◆ **Work to be completed**: Convert every line of the records below into a numbered list, leaving out blank lines.
───── Recorded information
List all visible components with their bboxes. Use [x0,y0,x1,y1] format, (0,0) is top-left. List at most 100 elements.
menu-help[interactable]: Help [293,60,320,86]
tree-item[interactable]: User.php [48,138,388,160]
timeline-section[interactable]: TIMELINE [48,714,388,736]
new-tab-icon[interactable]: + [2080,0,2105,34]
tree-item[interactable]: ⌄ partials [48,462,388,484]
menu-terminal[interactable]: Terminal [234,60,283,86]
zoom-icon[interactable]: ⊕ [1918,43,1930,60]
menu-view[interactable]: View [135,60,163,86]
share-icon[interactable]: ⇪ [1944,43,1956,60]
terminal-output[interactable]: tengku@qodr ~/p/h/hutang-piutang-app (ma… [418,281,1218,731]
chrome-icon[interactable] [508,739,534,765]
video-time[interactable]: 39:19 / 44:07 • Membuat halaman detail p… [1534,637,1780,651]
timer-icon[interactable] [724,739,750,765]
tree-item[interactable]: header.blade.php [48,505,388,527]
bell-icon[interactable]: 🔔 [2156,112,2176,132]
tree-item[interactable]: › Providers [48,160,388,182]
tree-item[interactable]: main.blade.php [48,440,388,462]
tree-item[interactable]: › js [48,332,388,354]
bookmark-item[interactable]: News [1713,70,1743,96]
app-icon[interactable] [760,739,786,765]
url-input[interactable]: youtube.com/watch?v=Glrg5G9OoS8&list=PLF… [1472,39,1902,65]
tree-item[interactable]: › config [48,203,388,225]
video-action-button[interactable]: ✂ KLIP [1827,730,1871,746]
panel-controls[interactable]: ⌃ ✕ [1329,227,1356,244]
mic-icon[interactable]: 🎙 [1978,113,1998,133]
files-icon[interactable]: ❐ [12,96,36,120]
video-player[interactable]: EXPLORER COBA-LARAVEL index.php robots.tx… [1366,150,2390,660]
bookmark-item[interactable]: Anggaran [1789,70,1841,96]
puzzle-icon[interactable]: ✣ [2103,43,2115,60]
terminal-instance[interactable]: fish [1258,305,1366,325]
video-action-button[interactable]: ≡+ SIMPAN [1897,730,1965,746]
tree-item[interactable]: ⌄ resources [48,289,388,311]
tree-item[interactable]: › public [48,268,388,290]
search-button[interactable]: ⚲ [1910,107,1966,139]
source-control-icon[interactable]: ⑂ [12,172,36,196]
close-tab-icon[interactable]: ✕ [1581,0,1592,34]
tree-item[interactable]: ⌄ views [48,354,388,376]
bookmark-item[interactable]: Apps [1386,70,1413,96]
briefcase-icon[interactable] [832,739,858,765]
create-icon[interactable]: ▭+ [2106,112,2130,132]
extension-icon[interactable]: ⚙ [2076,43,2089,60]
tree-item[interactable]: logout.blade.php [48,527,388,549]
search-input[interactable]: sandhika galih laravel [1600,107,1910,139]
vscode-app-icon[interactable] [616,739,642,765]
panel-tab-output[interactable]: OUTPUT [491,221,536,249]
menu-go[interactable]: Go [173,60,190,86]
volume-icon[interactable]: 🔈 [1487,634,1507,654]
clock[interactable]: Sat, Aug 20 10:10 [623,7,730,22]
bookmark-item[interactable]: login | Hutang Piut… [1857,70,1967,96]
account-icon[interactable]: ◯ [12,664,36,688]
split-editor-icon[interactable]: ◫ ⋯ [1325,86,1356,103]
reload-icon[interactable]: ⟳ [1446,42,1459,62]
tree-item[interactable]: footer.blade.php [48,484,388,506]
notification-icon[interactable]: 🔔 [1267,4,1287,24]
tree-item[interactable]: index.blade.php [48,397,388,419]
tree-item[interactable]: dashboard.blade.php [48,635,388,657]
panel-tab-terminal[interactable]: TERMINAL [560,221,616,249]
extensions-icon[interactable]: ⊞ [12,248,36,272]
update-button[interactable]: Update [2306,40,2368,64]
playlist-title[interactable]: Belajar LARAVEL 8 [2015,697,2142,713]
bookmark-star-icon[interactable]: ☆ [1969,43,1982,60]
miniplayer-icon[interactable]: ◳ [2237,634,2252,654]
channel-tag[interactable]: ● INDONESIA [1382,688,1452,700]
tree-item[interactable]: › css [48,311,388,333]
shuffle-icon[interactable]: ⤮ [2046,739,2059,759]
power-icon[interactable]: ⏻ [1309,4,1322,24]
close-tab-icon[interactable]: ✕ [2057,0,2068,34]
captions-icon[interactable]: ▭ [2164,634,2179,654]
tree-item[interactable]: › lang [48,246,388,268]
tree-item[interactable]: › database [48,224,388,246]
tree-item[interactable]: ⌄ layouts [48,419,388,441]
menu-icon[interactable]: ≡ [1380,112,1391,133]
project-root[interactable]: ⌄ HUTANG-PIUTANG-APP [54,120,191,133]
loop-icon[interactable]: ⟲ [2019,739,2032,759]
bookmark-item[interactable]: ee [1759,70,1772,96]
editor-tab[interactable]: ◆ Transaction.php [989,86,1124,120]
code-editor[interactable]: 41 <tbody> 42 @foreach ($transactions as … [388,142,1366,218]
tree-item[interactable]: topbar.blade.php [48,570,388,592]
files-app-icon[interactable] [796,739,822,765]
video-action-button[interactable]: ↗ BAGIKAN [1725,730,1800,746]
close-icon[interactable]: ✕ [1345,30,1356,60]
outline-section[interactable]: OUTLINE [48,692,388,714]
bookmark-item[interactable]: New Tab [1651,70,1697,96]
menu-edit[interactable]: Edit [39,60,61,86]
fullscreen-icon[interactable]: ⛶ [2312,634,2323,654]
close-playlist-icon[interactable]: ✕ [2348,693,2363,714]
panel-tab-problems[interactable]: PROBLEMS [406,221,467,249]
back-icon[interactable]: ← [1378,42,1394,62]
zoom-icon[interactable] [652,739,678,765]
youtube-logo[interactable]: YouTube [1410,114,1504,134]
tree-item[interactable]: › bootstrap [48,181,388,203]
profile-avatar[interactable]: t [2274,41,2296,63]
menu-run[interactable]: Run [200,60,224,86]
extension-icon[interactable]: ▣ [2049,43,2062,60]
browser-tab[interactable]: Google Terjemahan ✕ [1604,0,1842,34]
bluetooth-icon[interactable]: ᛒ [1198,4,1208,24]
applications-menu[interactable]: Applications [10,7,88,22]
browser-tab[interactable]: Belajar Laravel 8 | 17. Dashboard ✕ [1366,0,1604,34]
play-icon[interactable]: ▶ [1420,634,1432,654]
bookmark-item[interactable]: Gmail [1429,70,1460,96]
──────────
◆ **Result for this task**:
1. List all visible components with their bboxes. Use [x0,y0,x1,y1] format, (0,0) is top-left. List at most 100 elements.
2. menu-help[interactable]: Help [293,60,320,86]
3. tree-item[interactable]: User.php [48,138,388,160]
4. timeline-section[interactable]: TIMELINE [48,714,388,736]
5. new-tab-icon[interactable]: + [2080,0,2105,34]
6. tree-item[interactable]: ⌄ partials [48,462,388,484]
7. menu-terminal[interactable]: Terminal [234,60,283,86]
8. zoom-icon[interactable]: ⊕ [1918,43,1930,60]
9. menu-view[interactable]: View [135,60,163,86]
10. share-icon[interactable]: ⇪ [1944,43,1956,60]
11. terminal-output[interactable]: tengku@qodr ~/p/h/hutang-piutang-app (ma… [418,281,1218,731]
12. chrome-icon[interactable] [508,739,534,765]
13. video-time[interactable]: 39:19 / 44:07 • Membuat halaman detail p… [1534,637,1780,651]
14. timer-icon[interactable] [724,739,750,765]
15. tree-item[interactable]: header.blade.php [48,505,388,527]
16. bell-icon[interactable]: 🔔 [2156,112,2176,132]
17. tree-item[interactable]: › Providers [48,160,388,182]
18. tree-item[interactable]: main.blade.php [48,440,388,462]
19. tree-item[interactable]: › js [48,332,388,354]
20. bookmark-item[interactable]: News [1713,70,1743,96]
21. app-icon[interactable] [760,739,786,765]
22. url-input[interactable]: youtube.com/watch?v=Glrg5G9OoS8&list=PLF… [1472,39,1902,65]
23. tree-item[interactable]: › config [48,203,388,225]
24. video-action-button[interactable]: ✂ KLIP [1827,730,1871,746]
25. panel-controls[interactable]: ⌃ ✕ [1329,227,1356,244]
26. mic-icon[interactable]: 🎙 [1978,113,1998,133]
27. files-icon[interactable]: ❐ [12,96,36,120]
28. video-player[interactable]: EXPLORER COBA-LARAVEL index.php robots.tx… [1366,150,2390,660]
29. bookmark-item[interactable]: Anggaran [1789,70,1841,96]
30. puzzle-icon[interactable]: ✣ [2103,43,2115,60]
31. terminal-instance[interactable]: fish [1258,305,1366,325]
32. video-action-button[interactable]: ≡+ SIMPAN [1897,730,1965,746]
33. tree-item[interactable]: ⌄ resources [48,289,388,311]
34. tree-item[interactable]: › public [48,268,388,290]
35. search-button[interactable]: ⚲ [1910,107,1966,139]
36. source-control-icon[interactable]: ⑂ [12,172,36,196]
37. close-tab-icon[interactable]: ✕ [1581,0,1592,34]
38. tree-item[interactable]: ⌄ views [48,354,388,376]
39. bookmark-item[interactable]: Apps [1386,70,1413,96]
40. briefcase-icon[interactable] [832,739,858,765]
41. create-icon[interactable]: ▭+ [2106,112,2130,132]
42. extension-icon[interactable]: ⚙ [2076,43,2089,60]
43. tree-item[interactable]: logout.blade.php [48,527,388,549]
44. search-input[interactable]: sandhika galih laravel [1600,107,1910,139]
45. vscode-app-icon[interactable] [616,739,642,765]
46. panel-tab-output[interactable]: OUTPUT [491,221,536,249]
47. menu-go[interactable]: Go [173,60,190,86]
48. volume-icon[interactable]: 🔈 [1487,634,1507,654]
49. clock[interactable]: Sat, Aug 20 10:10 [623,7,730,22]
50. bookmark-item[interactable]: login | Hutang Piut… [1857,70,1967,96]
51. account-icon[interactable]: ◯ [12,664,36,688]
52. split-editor-icon[interactable]: ◫ ⋯ [1325,86,1356,103]
53. reload-icon[interactable]: ⟳ [1446,42,1459,62]
54. tree-item[interactable]: footer.blade.php [48,484,388,506]
55. notification-icon[interactable]: 🔔 [1267,4,1287,24]
56. tree-item[interactable]: index.blade.php [48,397,388,419]
57. tree-item[interactable]: dashboard.blade.php [48,635,388,657]
58. panel-tab-terminal[interactable]: TERMINAL [560,221,616,249]
59. extensions-icon[interactable]: ⊞ [12,248,36,272]
60. update-button[interactable]: Update [2306,40,2368,64]
61. playlist-title[interactable]: Belajar LARAVEL 8 [2015,697,2142,713]
62. bookmark-star-icon[interactable]: ☆ [1969,43,1982,60]
63. miniplayer-icon[interactable]: ◳ [2237,634,2252,654]
64. channel-tag[interactable]: ● INDONESIA [1382,688,1452,700]
65. tree-item[interactable]: › css [48,311,388,333]
66. shuffle-icon[interactable]: ⤮ [2046,739,2059,759]
67. power-icon[interactable]: ⏻ [1309,4,1322,24]
68. close-tab-icon[interactable]: ✕ [2057,0,2068,34]
69. captions-icon[interactable]: ▭ [2164,634,2179,654]
70. tree-item[interactable]: › lang [48,246,388,268]
71. tree-item[interactable]: › database [48,224,388,246]
72. tree-item[interactable]: ⌄ layouts [48,419,388,441]
73. menu-icon[interactable]: ≡ [1380,112,1391,133]
74. project-root[interactable]: ⌄ HUTANG-PIUTANG-APP [54,120,191,133]
75. loop-icon[interactable]: ⟲ [2019,739,2032,759]
76. bookmark-item[interactable]: ee [1759,70,1772,96]
77. editor-tab[interactable]: ◆ Transaction.php [989,86,1124,120]
78. code-editor[interactable]: 41 <tbody> 42 @foreach ($transactions as … [388,142,1366,218]
79. tree-item[interactable]: topbar.blade.php [48,570,388,592]
80. files-app-icon[interactable] [796,739,822,765]
81. video-action-button[interactable]: ↗ BAGIKAN [1725,730,1800,746]
82. close-icon[interactable]: ✕ [1345,30,1356,60]
83. outline-section[interactable]: OUTLINE [48,692,388,714]
84. bookmark-item[interactable]: New Tab [1651,70,1697,96]
85. menu-edit[interactable]: Edit [39,60,61,86]
86. fullscreen-icon[interactable]: ⛶ [2312,634,2323,654]
87. close-playlist-icon[interactable]: ✕ [2348,693,2363,714]
88. panel-tab-problems[interactable]: PROBLEMS [406,221,467,249]
89. back-icon[interactable]: ← [1378,42,1394,62]
90. zoom-icon[interactable] [652,739,678,765]
91. youtube-logo[interactable]: YouTube [1410,114,1504,134]
92. tree-item[interactable]: › bootstrap [48,181,388,203]
93. profile-avatar[interactable]: t [2274,41,2296,63]
94. menu-run[interactable]: Run [200,60,224,86]
95. extension-icon[interactable]: ▣ [2049,43,2062,60]
96. browser-tab[interactable]: Google Terjemahan ✕ [1604,0,1842,34]
97. bluetooth-icon[interactable]: ᛒ [1198,4,1208,24]
98. applications-menu[interactable]: Applications [10,7,88,22]
99. browser-tab[interactable]: Belajar Laravel 8 | 17. Dashboard ✕ [1366,0,1604,34]
100. play-icon[interactable]: ▶ [1420,634,1432,654]
101. bookmark-item[interactable]: Gmail [1429,70,1460,96]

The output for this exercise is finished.